[BEGIN Records for the exercise]

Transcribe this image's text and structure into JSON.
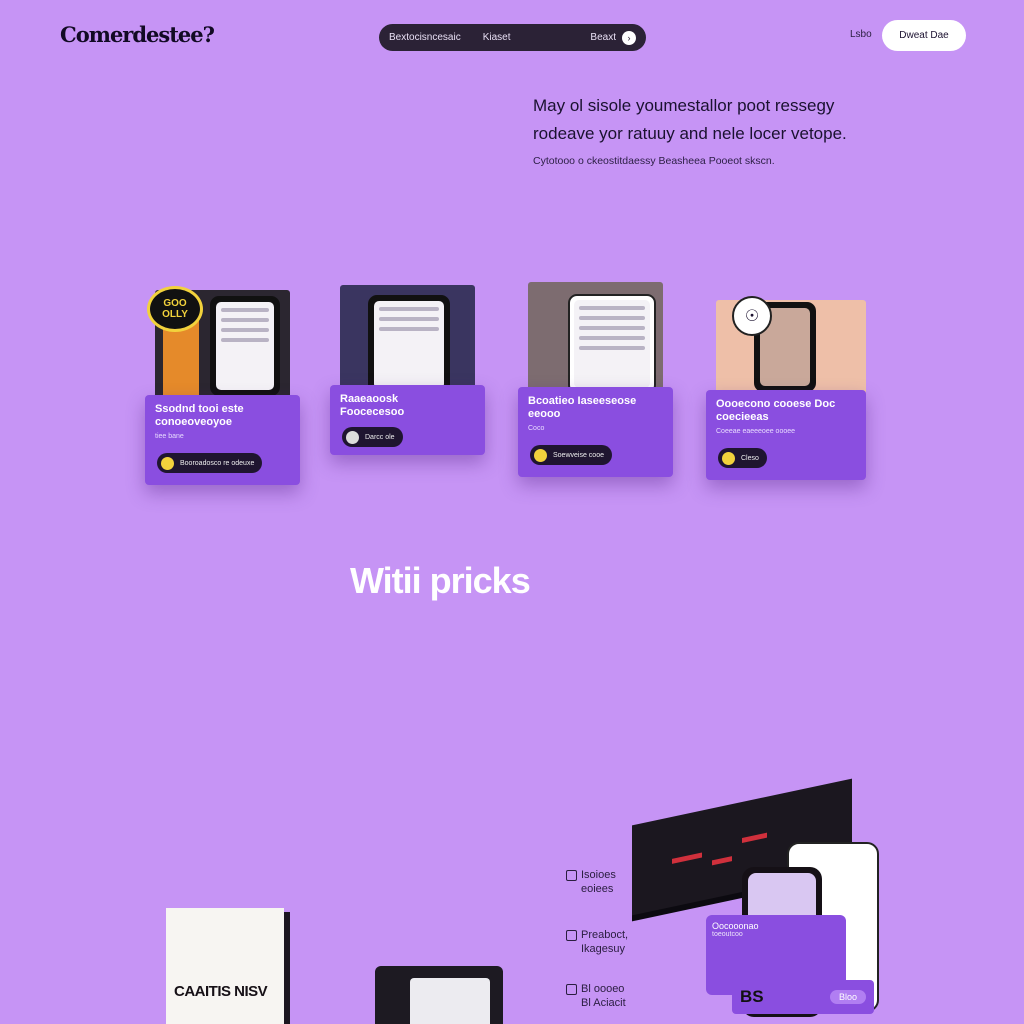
{
  "header": {
    "logo": "Comerdestee?",
    "nav": {
      "items": [
        "Bextocisncesaic",
        "Kiaset"
      ],
      "right_label": "Beaxt"
    },
    "login": "Lsbo",
    "cta": "Dweat Dae"
  },
  "hero": {
    "title": "May ol sisole youmestallor poot ressegy rodeave yor ratuuy and nele locer vetope.",
    "subtitle": "Cytotooo o ckeostitdaessy Beasheea Pooeot skscn."
  },
  "cards": [
    {
      "title": "Ssodnd tooi este conoeoveoyoe",
      "meta": "tiee bane",
      "button": "Booroadosco re odeuxe"
    },
    {
      "title": "Raaeaoosk Foocecesoo",
      "meta": "",
      "button": "Darcc ole"
    },
    {
      "title": "Bcoatieo Iaseeseose eeooo",
      "meta": "Coco",
      "button": "Soewveise cooe"
    },
    {
      "title": "Oooecono cooese Doc coecieeas",
      "meta": "Coeeae eaeeeoee oooee",
      "button": "Cleso"
    }
  ],
  "badge": "GOO OLLY",
  "section_title": "Witii pricks",
  "features": [
    {
      "line1": "Isoioes",
      "line2": "eoiees"
    },
    {
      "line1": "Preaboct,",
      "line2": "Ikagesuy"
    },
    {
      "line1": "Bl oooeo",
      "line2": "Bl Aciacit"
    }
  ],
  "book_title": "CAAITIS NISV",
  "product_card": {
    "title": "Oocooonao",
    "sub": "toeoutcoo",
    "code": "BS",
    "chip": "Bloo"
  },
  "colors": {
    "background": "#c694f5",
    "accent_purple": "#8a4ee0",
    "dark": "#2b2236",
    "coin": "#f2d23c"
  }
}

[END Records for the exercise]

What to do
Write out every line of the listing that holds the word "meta".

The response
      "meta": "tiee bane",
      "meta": "",
      "meta": "Coco",
      "meta": "Coeeae eaeeeoee oooee",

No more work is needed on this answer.